**Exercise instructions**. Each entry below should be reproduced character for character.

---- Given records

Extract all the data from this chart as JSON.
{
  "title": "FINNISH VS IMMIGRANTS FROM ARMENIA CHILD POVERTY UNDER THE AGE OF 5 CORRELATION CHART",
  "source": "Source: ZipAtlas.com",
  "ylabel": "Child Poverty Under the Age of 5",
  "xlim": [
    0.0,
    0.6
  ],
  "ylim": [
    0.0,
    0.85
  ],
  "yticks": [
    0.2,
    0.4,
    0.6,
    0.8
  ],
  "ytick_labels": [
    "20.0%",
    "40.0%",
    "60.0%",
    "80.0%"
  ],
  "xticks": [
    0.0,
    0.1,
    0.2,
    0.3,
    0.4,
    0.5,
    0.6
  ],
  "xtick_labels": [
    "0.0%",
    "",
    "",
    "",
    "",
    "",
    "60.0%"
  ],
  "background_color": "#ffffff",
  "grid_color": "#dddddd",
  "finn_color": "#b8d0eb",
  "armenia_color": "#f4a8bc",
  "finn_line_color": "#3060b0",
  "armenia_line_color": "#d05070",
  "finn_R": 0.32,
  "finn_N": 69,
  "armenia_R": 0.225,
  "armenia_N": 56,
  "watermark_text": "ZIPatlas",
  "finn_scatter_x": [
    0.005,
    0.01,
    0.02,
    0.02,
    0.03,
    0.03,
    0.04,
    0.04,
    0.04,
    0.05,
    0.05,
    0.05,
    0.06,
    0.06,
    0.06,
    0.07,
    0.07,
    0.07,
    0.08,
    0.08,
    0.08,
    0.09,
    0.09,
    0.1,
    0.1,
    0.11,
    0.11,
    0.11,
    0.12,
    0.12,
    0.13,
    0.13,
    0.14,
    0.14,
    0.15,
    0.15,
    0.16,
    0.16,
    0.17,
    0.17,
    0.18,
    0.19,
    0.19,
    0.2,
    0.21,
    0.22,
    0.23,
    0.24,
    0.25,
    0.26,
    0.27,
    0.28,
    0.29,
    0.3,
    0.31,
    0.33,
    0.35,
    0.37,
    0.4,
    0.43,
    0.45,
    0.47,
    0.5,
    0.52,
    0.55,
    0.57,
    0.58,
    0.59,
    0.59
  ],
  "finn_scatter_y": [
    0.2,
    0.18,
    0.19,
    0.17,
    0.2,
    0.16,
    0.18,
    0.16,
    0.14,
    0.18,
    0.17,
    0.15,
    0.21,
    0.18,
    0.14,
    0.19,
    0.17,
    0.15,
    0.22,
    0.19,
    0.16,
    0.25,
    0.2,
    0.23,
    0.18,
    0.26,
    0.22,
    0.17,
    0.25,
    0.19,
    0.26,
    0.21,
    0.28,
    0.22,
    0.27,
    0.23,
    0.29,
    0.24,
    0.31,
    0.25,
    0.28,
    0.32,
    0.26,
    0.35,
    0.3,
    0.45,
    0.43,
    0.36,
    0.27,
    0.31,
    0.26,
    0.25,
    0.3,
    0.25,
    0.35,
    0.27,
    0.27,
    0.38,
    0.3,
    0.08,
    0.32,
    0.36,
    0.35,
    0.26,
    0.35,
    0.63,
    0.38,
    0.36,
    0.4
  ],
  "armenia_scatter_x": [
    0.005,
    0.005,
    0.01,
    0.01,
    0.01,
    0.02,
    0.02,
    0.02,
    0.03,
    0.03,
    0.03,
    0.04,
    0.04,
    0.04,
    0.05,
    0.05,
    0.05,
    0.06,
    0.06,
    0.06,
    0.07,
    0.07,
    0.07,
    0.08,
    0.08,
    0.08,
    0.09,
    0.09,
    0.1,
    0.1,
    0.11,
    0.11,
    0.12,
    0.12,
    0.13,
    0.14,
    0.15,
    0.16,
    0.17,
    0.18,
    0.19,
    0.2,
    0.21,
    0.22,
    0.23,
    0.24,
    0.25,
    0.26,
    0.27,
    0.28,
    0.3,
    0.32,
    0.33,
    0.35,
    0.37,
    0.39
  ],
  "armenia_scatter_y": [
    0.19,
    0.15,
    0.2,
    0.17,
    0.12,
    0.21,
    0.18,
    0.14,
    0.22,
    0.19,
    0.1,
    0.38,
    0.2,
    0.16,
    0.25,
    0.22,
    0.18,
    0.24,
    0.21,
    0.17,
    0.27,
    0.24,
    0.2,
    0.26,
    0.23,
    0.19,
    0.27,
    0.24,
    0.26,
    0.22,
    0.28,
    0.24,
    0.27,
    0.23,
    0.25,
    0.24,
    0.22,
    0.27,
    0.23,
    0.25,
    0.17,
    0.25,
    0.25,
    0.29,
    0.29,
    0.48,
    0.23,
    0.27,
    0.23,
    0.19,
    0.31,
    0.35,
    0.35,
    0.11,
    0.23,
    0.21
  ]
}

--------

**Completed exercise**.
Extract all the data from this chart as JSON.
{
  "title": "FINNISH VS IMMIGRANTS FROM ARMENIA CHILD POVERTY UNDER THE AGE OF 5 CORRELATION CHART",
  "source": "Source: ZipAtlas.com",
  "ylabel": "Child Poverty Under the Age of 5",
  "xlim": [
    0.0,
    0.6
  ],
  "ylim": [
    0.0,
    0.85
  ],
  "yticks": [
    0.2,
    0.4,
    0.6,
    0.8
  ],
  "ytick_labels": [
    "20.0%",
    "40.0%",
    "60.0%",
    "80.0%"
  ],
  "xticks": [
    0.0,
    0.1,
    0.2,
    0.3,
    0.4,
    0.5,
    0.6
  ],
  "xtick_labels": [
    "0.0%",
    "",
    "",
    "",
    "",
    "",
    "60.0%"
  ],
  "background_color": "#ffffff",
  "grid_color": "#dddddd",
  "finn_color": "#b8d0eb",
  "armenia_color": "#f4a8bc",
  "finn_line_color": "#3060b0",
  "armenia_line_color": "#d05070",
  "finn_R": 0.32,
  "finn_N": 69,
  "armenia_R": 0.225,
  "armenia_N": 56,
  "watermark_text": "ZIPatlas",
  "finn_scatter_x": [
    0.005,
    0.01,
    0.02,
    0.02,
    0.03,
    0.03,
    0.04,
    0.04,
    0.04,
    0.05,
    0.05,
    0.05,
    0.06,
    0.06,
    0.06,
    0.07,
    0.07,
    0.07,
    0.08,
    0.08,
    0.08,
    0.09,
    0.09,
    0.1,
    0.1,
    0.11,
    0.11,
    0.11,
    0.12,
    0.12,
    0.13,
    0.13,
    0.14,
    0.14,
    0.15,
    0.15,
    0.16,
    0.16,
    0.17,
    0.17,
    0.18,
    0.19,
    0.19,
    0.2,
    0.21,
    0.22,
    0.23,
    0.24,
    0.25,
    0.26,
    0.27,
    0.28,
    0.29,
    0.3,
    0.31,
    0.33,
    0.35,
    0.37,
    0.4,
    0.43,
    0.45,
    0.47,
    0.5,
    0.52,
    0.55,
    0.57,
    0.58,
    0.59,
    0.59
  ],
  "finn_scatter_y": [
    0.2,
    0.18,
    0.19,
    0.17,
    0.2,
    0.16,
    0.18,
    0.16,
    0.14,
    0.18,
    0.17,
    0.15,
    0.21,
    0.18,
    0.14,
    0.19,
    0.17,
    0.15,
    0.22,
    0.19,
    0.16,
    0.25,
    0.2,
    0.23,
    0.18,
    0.26,
    0.22,
    0.17,
    0.25,
    0.19,
    0.26,
    0.21,
    0.28,
    0.22,
    0.27,
    0.23,
    0.29,
    0.24,
    0.31,
    0.25,
    0.28,
    0.32,
    0.26,
    0.35,
    0.3,
    0.45,
    0.43,
    0.36,
    0.27,
    0.31,
    0.26,
    0.25,
    0.3,
    0.25,
    0.35,
    0.27,
    0.27,
    0.38,
    0.3,
    0.08,
    0.32,
    0.36,
    0.35,
    0.26,
    0.35,
    0.63,
    0.38,
    0.36,
    0.4
  ],
  "armenia_scatter_x": [
    0.005,
    0.005,
    0.01,
    0.01,
    0.01,
    0.02,
    0.02,
    0.02,
    0.03,
    0.03,
    0.03,
    0.04,
    0.04,
    0.04,
    0.05,
    0.05,
    0.05,
    0.06,
    0.06,
    0.06,
    0.07,
    0.07,
    0.07,
    0.08,
    0.08,
    0.08,
    0.09,
    0.09,
    0.1,
    0.1,
    0.11,
    0.11,
    0.12,
    0.12,
    0.13,
    0.14,
    0.15,
    0.16,
    0.17,
    0.18,
    0.19,
    0.2,
    0.21,
    0.22,
    0.23,
    0.24,
    0.25,
    0.26,
    0.27,
    0.28,
    0.3,
    0.32,
    0.33,
    0.35,
    0.37,
    0.39
  ],
  "armenia_scatter_y": [
    0.19,
    0.15,
    0.2,
    0.17,
    0.12,
    0.21,
    0.18,
    0.14,
    0.22,
    0.19,
    0.1,
    0.38,
    0.2,
    0.16,
    0.25,
    0.22,
    0.18,
    0.24,
    0.21,
    0.17,
    0.27,
    0.24,
    0.2,
    0.26,
    0.23,
    0.19,
    0.27,
    0.24,
    0.26,
    0.22,
    0.28,
    0.24,
    0.27,
    0.23,
    0.25,
    0.24,
    0.22,
    0.27,
    0.23,
    0.25,
    0.17,
    0.25,
    0.25,
    0.29,
    0.29,
    0.48,
    0.23,
    0.27,
    0.23,
    0.19,
    0.31,
    0.35,
    0.35,
    0.11,
    0.23,
    0.21
  ]
}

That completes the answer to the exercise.